▶ **Article**:
Ms Kimura from Maori anti-smoking group Te Ao Marama says smoking kills more than 800 Maori a year, and any initiative which says the habit is not normal should be supported.

She says advertising in stores is particularly effective with rangatahi and tamariki.

“At the moment when they go into shops they can actually see tobacco advertising with cigarette packets being on counters,. The huge contradiction is that they’re next to lollies and things that our children are looking at buying, so when they’re buying like a dollar mixture or something, they can actually still see a packet of cigarettes there, so I think it’s going to be a great strategy,” Ms Kimura says.

NELSON POLY OPENS MARAE

The top of the South Island has its first purpose-built building for Maori Studies.

The new home for Nelson Marlborough Institute of Technology's Te Tari Maori was opened at a dawn ceremony this week.

Liaison officer Trevor Wilson who says it's the start of a new era for Maori in the region, with the department a focal point at the heart of the nelson campus.

“It’s another step in our journey regards tea o Maori and it also means that when students come on campus they can see immediately right in the centre of campus this beautiful building that represents all Maori and it all represents Pakeha as well,. It represents the partnership between two cultures,” Mr Wilson says.

Taranaki occupation supported

The Maori Party is supporting south Taranaki hapu occupying two recently closed schools.

Waiariki MP Te Ururoa Flavell, who last week urged Maori to occupy disputed land, says the Crown has a moral obligation to return the Te Kiri and Pihama sites near Opunake.

Mr Flavell says the land was confiscated from Nga Ruahine in 1863, which puts it in a different category to other Education properties.

“If they were confiscated there is only one way to go and that is to hand the land back. It wouldn’t be over the top too to look at issues of compensation, bearing in mind that our people haven’t had access to use that land in any way, shape or form and that others have benefited from it,” Mr Flavell says.

He says many of the sites in the Education Ministry's surplus land portfolio were gifted for education purposes, so the Crown should not be trying to make a profit on it now.

HONGI HITLER NO, GENGIS HIKA YES

A descendent of Hongi Hika says it's deeply offensive to compare the Ngapuhi warrior chief with Adolf Hitler.

David Rankin says he's disappointed at a decision to paint over a two metre picture of portrait of his ancestor at the new Rotorua Events Centre because of concerns from some in Te Arawa.

Rotorua District councilor Bob Martin backed the decision, saying it was like flying of a Hitler flag outside the RSA on ANZAC day.

▶ **Source data**:

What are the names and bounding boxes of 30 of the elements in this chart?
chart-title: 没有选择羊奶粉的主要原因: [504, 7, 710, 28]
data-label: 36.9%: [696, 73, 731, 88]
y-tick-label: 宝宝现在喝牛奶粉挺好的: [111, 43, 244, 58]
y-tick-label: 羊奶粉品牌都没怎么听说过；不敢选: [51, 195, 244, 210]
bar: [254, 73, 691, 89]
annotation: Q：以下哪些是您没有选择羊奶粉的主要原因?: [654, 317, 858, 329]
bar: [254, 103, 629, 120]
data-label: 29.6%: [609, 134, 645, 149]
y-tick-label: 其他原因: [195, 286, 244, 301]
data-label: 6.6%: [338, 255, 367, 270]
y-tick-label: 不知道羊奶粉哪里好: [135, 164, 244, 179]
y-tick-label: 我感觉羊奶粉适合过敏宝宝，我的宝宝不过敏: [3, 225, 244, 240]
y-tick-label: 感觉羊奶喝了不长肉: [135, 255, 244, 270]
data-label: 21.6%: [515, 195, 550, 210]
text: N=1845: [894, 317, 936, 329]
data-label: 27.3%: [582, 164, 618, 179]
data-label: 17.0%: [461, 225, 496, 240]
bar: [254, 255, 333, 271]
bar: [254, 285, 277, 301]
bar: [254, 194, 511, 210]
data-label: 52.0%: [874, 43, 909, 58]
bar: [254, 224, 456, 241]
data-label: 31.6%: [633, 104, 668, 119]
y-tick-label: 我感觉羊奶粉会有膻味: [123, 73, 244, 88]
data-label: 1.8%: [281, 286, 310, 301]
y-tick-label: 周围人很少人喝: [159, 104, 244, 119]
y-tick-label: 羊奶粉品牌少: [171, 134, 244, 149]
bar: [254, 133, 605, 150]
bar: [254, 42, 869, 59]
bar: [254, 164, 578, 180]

▶ **Objectives**:
A. Sum up the news briefs in three sentences.
B. Reproduce the part of the news briefs that opens with the words containing "The Maori Party" and closes with "profit on it now.".

▶ **Final answers**:
A. Ms Kimura of Te Ao Marama says smoking kills more than 800 Maori a year and that tobacco advertising in stores is particularly effective with rangatahi and tamariki. Nelson Marlborough Institute of Technology's Te Tari Maori opened its new building, the top of the South Island's first purpose-built building for Maori Studies, at a dawn ceremony, and the Maori Party is supporting south Taranaki hapu occupying two recently closed schools. David Rankin, a descendant of Hongi Hika, says it's deeply offensive to compare the Ngapuhi chief with Adolf Hitler and is disappointed at a decision to paint over a portrait of him at the new Rotorua Events Centre.

B.
The Maori Party is supporting south Taranaki hapu occupying two recently closed schools.

Waiariki MP Te Ururoa Flavell, who last week urged Maori to occupy disputed land, says the Crown has a moral obligation to return the Te Kiri and Pihama sites near Opunake.

Mr Flavell says the land was confiscated from Nga Ruahine in 1863, which puts it in a different category to other Education properties.

“If they were confiscated there is only one way to go and that is to hand the land back. It wouldn’t be over the top too to look at issues of compensation, bearing in mind that our people haven’t had access to use that land in any way, shape or form and that others have benefited from it,” Mr Flavell says.

He says many of the sites in the Education Ministry's surplus land portfolio were gifted for education purposes, so the Crown should not be trying to make a profit on it now.